## [Problem details]
Could you write out the records below exactly as they appear, leaving out any pictures?

## [Information shown]
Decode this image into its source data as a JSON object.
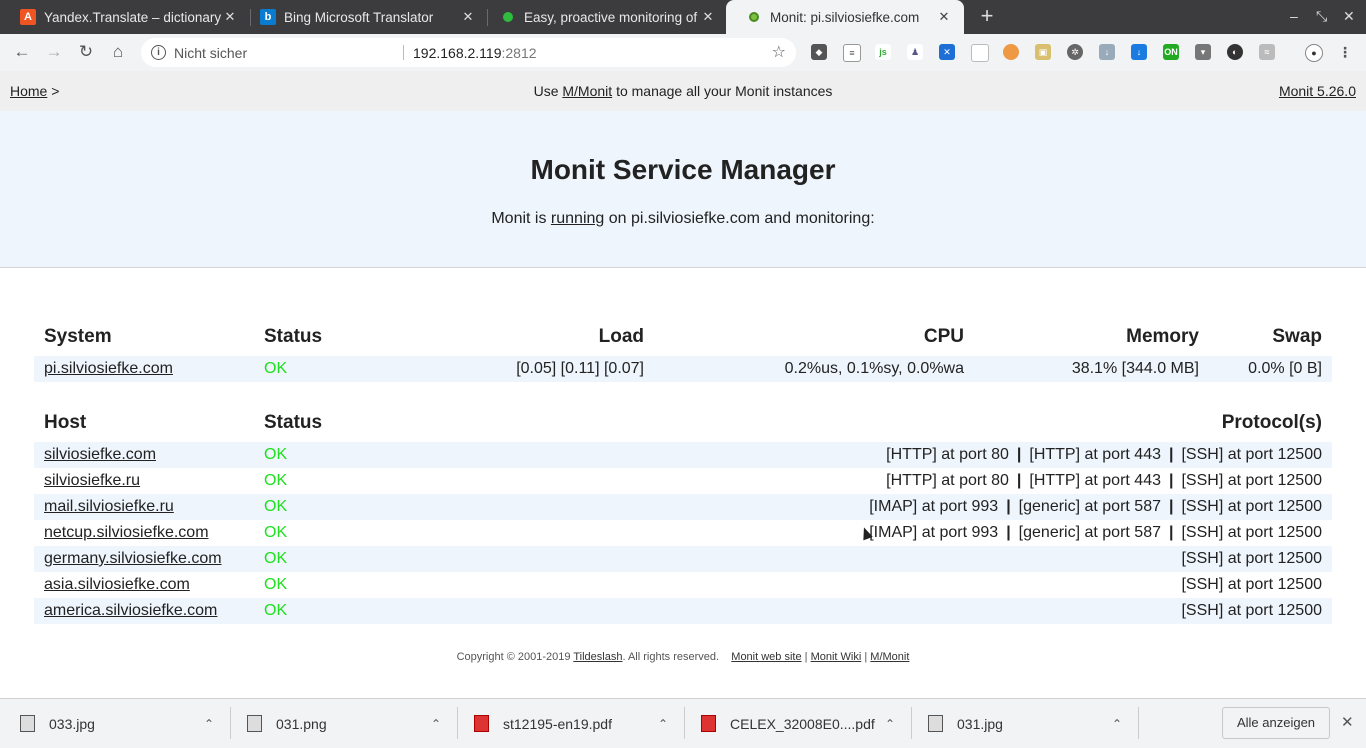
{
  "browser": {
    "tabs": [
      {
        "title": "Yandex.Translate – dictionary",
        "icon": "yandex-translate-icon",
        "active": false
      },
      {
        "title": "Bing Microsoft Translator",
        "icon": "bing-icon",
        "active": false
      },
      {
        "title": "Easy, proactive monitoring of",
        "icon": "green-dot-icon",
        "active": false
      },
      {
        "title": "Monit: pi.silviosiefke.com",
        "icon": "monit-icon",
        "active": true
      }
    ],
    "new_tab": "+",
    "omnibox": {
      "security_label": "Nicht sicher",
      "url_host": "192.168.2.119",
      "url_port": ":2812"
    }
  },
  "monit": {
    "header": {
      "home": "Home",
      "home_sep": ">",
      "center_prefix": "Use",
      "center_link": "M/Monit",
      "center_suffix": "to manage all your Monit instances",
      "version": "Monit 5.26.0"
    },
    "hero": {
      "title": "Monit Service Manager",
      "sub_prefix": "Monit is",
      "sub_link": "running",
      "sub_suffix": "on pi.silviosiefke.com and monitoring:"
    },
    "system_table": {
      "headers": [
        "System",
        "Status",
        "Load",
        "CPU",
        "Memory",
        "Swap"
      ],
      "rows": [
        {
          "name": "pi.silviosiefke.com",
          "status": "OK",
          "load": "[0.05] [0.11] [0.07]",
          "cpu": "0.2%us, 0.1%sy, 0.0%wa",
          "memory": "38.1% [344.0 MB]",
          "swap": "0.0% [0 B]"
        }
      ]
    },
    "host_table": {
      "headers": [
        "Host",
        "Status",
        "Protocol(s)"
      ],
      "rows": [
        {
          "name": "silviosiefke.com",
          "status": "OK",
          "protocols": [
            "[HTTP] at port 80",
            "[HTTP] at port 443",
            "[SSH] at port 12500"
          ]
        },
        {
          "name": "silviosiefke.ru",
          "status": "OK",
          "protocols": [
            "[HTTP] at port 80",
            "[HTTP] at port 443",
            "[SSH] at port 12500"
          ]
        },
        {
          "name": "mail.silviosiefke.ru",
          "status": "OK",
          "protocols": [
            "[IMAP] at port 993",
            "[generic] at port 587",
            "[SSH] at port 12500"
          ]
        },
        {
          "name": "netcup.silviosiefke.com",
          "status": "OK",
          "protocols": [
            "[IMAP] at port 993",
            "[generic] at port 587",
            "[SSH] at port 12500"
          ]
        },
        {
          "name": "germany.silviosiefke.com",
          "status": "OK",
          "protocols": [
            "[SSH] at port 12500"
          ]
        },
        {
          "name": "asia.silviosiefke.com",
          "status": "OK",
          "protocols": [
            "[SSH] at port 12500"
          ]
        },
        {
          "name": "america.silviosiefke.com",
          "status": "OK",
          "protocols": [
            "[SSH] at port 12500"
          ]
        }
      ]
    },
    "footer": {
      "copyright": "Copyright © 2001-2019",
      "company": "Tildeslash",
      "rights": ". All rights reserved.",
      "links": [
        "Monit web site",
        "Monit Wiki",
        "M/Monit"
      ]
    }
  },
  "downloads": {
    "items": [
      {
        "name": "033.jpg",
        "type": "image"
      },
      {
        "name": "031.png",
        "type": "image"
      },
      {
        "name": "st12195-en19.pdf",
        "type": "pdf"
      },
      {
        "name": "CELEX_32008E0....pdf",
        "type": "pdf"
      },
      {
        "name": "031.jpg",
        "type": "image"
      }
    ],
    "show_all": "Alle anzeigen"
  }
}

## [Finished exercise]
Decode this image into its source data as a JSON object.
{
  "browser": {
    "tabs": [
      {
        "title": "Yandex.Translate – dictionary",
        "icon": "yandex-translate-icon",
        "active": false
      },
      {
        "title": "Bing Microsoft Translator",
        "icon": "bing-icon",
        "active": false
      },
      {
        "title": "Easy, proactive monitoring of",
        "icon": "green-dot-icon",
        "active": false
      },
      {
        "title": "Monit: pi.silviosiefke.com",
        "icon": "monit-icon",
        "active": true
      }
    ],
    "new_tab": "+",
    "omnibox": {
      "security_label": "Nicht sicher",
      "url_host": "192.168.2.119",
      "url_port": ":2812"
    }
  },
  "monit": {
    "header": {
      "home": "Home",
      "home_sep": ">",
      "center_prefix": "Use",
      "center_link": "M/Monit",
      "center_suffix": "to manage all your Monit instances",
      "version": "Monit 5.26.0"
    },
    "hero": {
      "title": "Monit Service Manager",
      "sub_prefix": "Monit is",
      "sub_link": "running",
      "sub_suffix": "on pi.silviosiefke.com and monitoring:"
    },
    "system_table": {
      "headers": [
        "System",
        "Status",
        "Load",
        "CPU",
        "Memory",
        "Swap"
      ],
      "rows": [
        {
          "name": "pi.silviosiefke.com",
          "status": "OK",
          "load": "[0.05] [0.11] [0.07]",
          "cpu": "0.2%us, 0.1%sy, 0.0%wa",
          "memory": "38.1% [344.0 MB]",
          "swap": "0.0% [0 B]"
        }
      ]
    },
    "host_table": {
      "headers": [
        "Host",
        "Status",
        "Protocol(s)"
      ],
      "rows": [
        {
          "name": "silviosiefke.com",
          "status": "OK",
          "protocols": [
            "[HTTP] at port 80",
            "[HTTP] at port 443",
            "[SSH] at port 12500"
          ]
        },
        {
          "name": "silviosiefke.ru",
          "status": "OK",
          "protocols": [
            "[HTTP] at port 80",
            "[HTTP] at port 443",
            "[SSH] at port 12500"
          ]
        },
        {
          "name": "mail.silviosiefke.ru",
          "status": "OK",
          "protocols": [
            "[IMAP] at port 993",
            "[generic] at port 587",
            "[SSH] at port 12500"
          ]
        },
        {
          "name": "netcup.silviosiefke.com",
          "status": "OK",
          "protocols": [
            "[IMAP] at port 993",
            "[generic] at port 587",
            "[SSH] at port 12500"
          ]
        },
        {
          "name": "germany.silviosiefke.com",
          "status": "OK",
          "protocols": [
            "[SSH] at port 12500"
          ]
        },
        {
          "name": "asia.silviosiefke.com",
          "status": "OK",
          "protocols": [
            "[SSH] at port 12500"
          ]
        },
        {
          "name": "america.silviosiefke.com",
          "status": "OK",
          "protocols": [
            "[SSH] at port 12500"
          ]
        }
      ]
    },
    "footer": {
      "copyright": "Copyright © 2001-2019",
      "company": "Tildeslash",
      "rights": ". All rights reserved.",
      "links": [
        "Monit web site",
        "Monit Wiki",
        "M/Monit"
      ]
    }
  },
  "downloads": {
    "items": [
      {
        "name": "033.jpg",
        "type": "image"
      },
      {
        "name": "031.png",
        "type": "image"
      },
      {
        "name": "st12195-en19.pdf",
        "type": "pdf"
      },
      {
        "name": "CELEX_32008E0....pdf",
        "type": "pdf"
      },
      {
        "name": "031.jpg",
        "type": "image"
      }
    ],
    "show_all": "Alle anzeigen"
  }
}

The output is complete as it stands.